#### What you need to do:
Search the material for the word "কমপক" and report each line where it turns up.

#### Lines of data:
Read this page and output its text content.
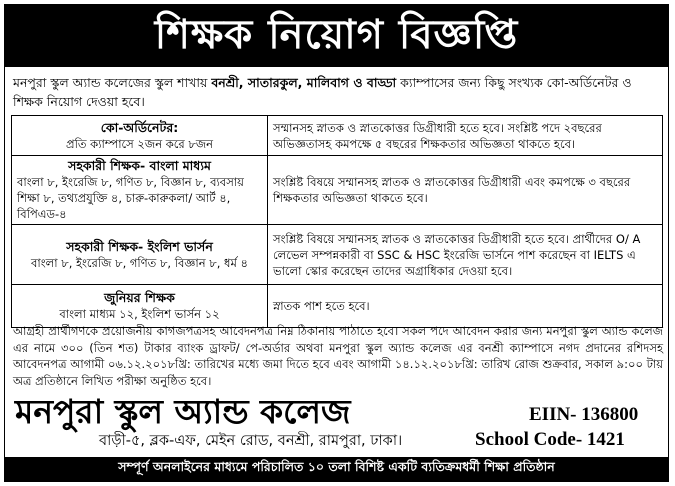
শিক্ষক নিয়োগ বিজ্ঞপ্তি
মনপুরা স্কুল অ্যান্ড কলেজের স্কুল শাখায় বনশ্রী, সাতারকুল, মালিবাগ ও বাড্ডা ক্যাম্পাসের জন্য কিছু সংখ্যক কো-অর্ডিনেটর ও শিক্ষক নিয়োগ দেওয়া হবে।
কো-অর্ডিনেটর:
প্রতি ক্যাম্পাসে ২জন করে ৮জন	সম্মানসহ স্নাতক ও স্নাতকোত্তর ডিগ্রীধারী হতে হবে। সংশ্লিষ্ট পদে ২বছরের অভিজ্ঞতাসহ কমপক্ষে ৫ বছরের শিক্ষকতার অভিজ্ঞতা থাকতে হবে।

সহকারী শিক্ষক- বাংলা মাধ্যম
বাংলা ৮, ইংরেজি ৮, গণিত ৮, বিজ্ঞান ৮, ব্যবসায় শিক্ষা ৮, তথ্যপ্রযুক্তি ৪, চারু-কারুকলা/ আর্ট ৪, বিপিএড-৪	সংশ্লিষ্ট বিষয়ে সম্মানসহ স্নাতক ও স্নাতকোত্তর ডিগ্রীধারী এবং কমপক্ষে ৩ বছরের শিক্ষকতার অভিজ্ঞতা থাকতে হবে।

সহকারী শিক্ষক- ইংলিশ ভার্সন
বাংলা ৮, ইংরেজি ৮, গণিত ৮, বিজ্ঞান ৮, ধর্ম ৪	সংশ্লিষ্ট বিষয়ে সম্মানসহ স্নাতক ও স্নাতকোত্তর ডিগ্রীধারী হতে হবে। প্রার্থীদের O/ A লেভেল সম্পন্নকারী বা SSC & HSC ইংরেজি ভার্সনে পাশ করেছেন বা IELTS এ ভালো স্কোর করেছেন তাদের অগ্রাধিকার দেওয়া হবে।

জুনিয়র শিক্ষক
বাংলা মাধ্যম ১২, ইংলিশ ভার্সন ১২	স্নাতক পাশ হতে হবে।
আগ্রহী প্রার্থীগণকে প্রয়োজনীয় কাগজপত্রসহ আবেদনপত্র নিম্ন ঠিকানায় পাঠাতে হবে। সকল পদে আবেদন করার জন্য মনপুরা স্কুল অ্যান্ড কলেজ এর নামে ৩০০ (তিন শত) টাকার ব্যাংক ড্রাফট/ পে-অর্ডার অথবা মনপুরা স্কুল অ্যান্ড কলেজ এর বনশ্রী ক্যাম্পাসে নগদ প্রদানের রশিদসহ আবেদনপত্র আগামী ০৬.১২.২০১৮খ্রি: তারিখের মধ্যে জমা দিতে হবে এবং আগামী ১৪.১২.২০১৮খ্রি: তারিখ রোজ শুক্রবার, সকাল ৯:০০ টায় অত্র প্রতিষ্ঠানে লিখিত পরীক্ষা অনুষ্ঠিত হবে।
মনপুরা স্কুল অ্যান্ড কলেজ	EIIN- 136800
বাড়ী-৫, ব্লক-এফ, মেইন রোড, বনশ্রী, রামপুরা, ঢাকা।	School Code- 1421
সম্পূর্ণ অনলাইনের মাধ্যমে পরিচালিত ১০ তলা বিশিষ্ট একটি ব্যতিক্রমধর্মী শিক্ষা প্রতিষ্ঠান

#### The completed task:
প্রতি ক্যাম্পাসে ২জন করে ৮জন	সম্মানসহ স্নাতক ও স্নাতকোত্তর ডিগ্রীধারী হতে হবে। সংশ্লিষ্ট পদে ২বছরের অভিজ্ঞতাসহ কমপক্ষে ৫ বছরের শিক্ষকতার অভিজ্ঞতা থাকতে হবে।
বাংলা ৮, ইংরেজি ৮, গণিত ৮, বিজ্ঞান ৮, ব্যবসায় শিক্ষা ৮, তথ্যপ্রযুক্তি ৪, চারু-কারুকলা/ আর্ট ৪, বিপিএড-৪	সংশ্লিষ্ট বিষয়ে সম্মানসহ স্নাতক ও স্নাতকোত্তর ডিগ্রীধারী এবং কমপক্ষে ৩ বছরের শিক্ষকতার অভিজ্ঞতা থাকতে হবে।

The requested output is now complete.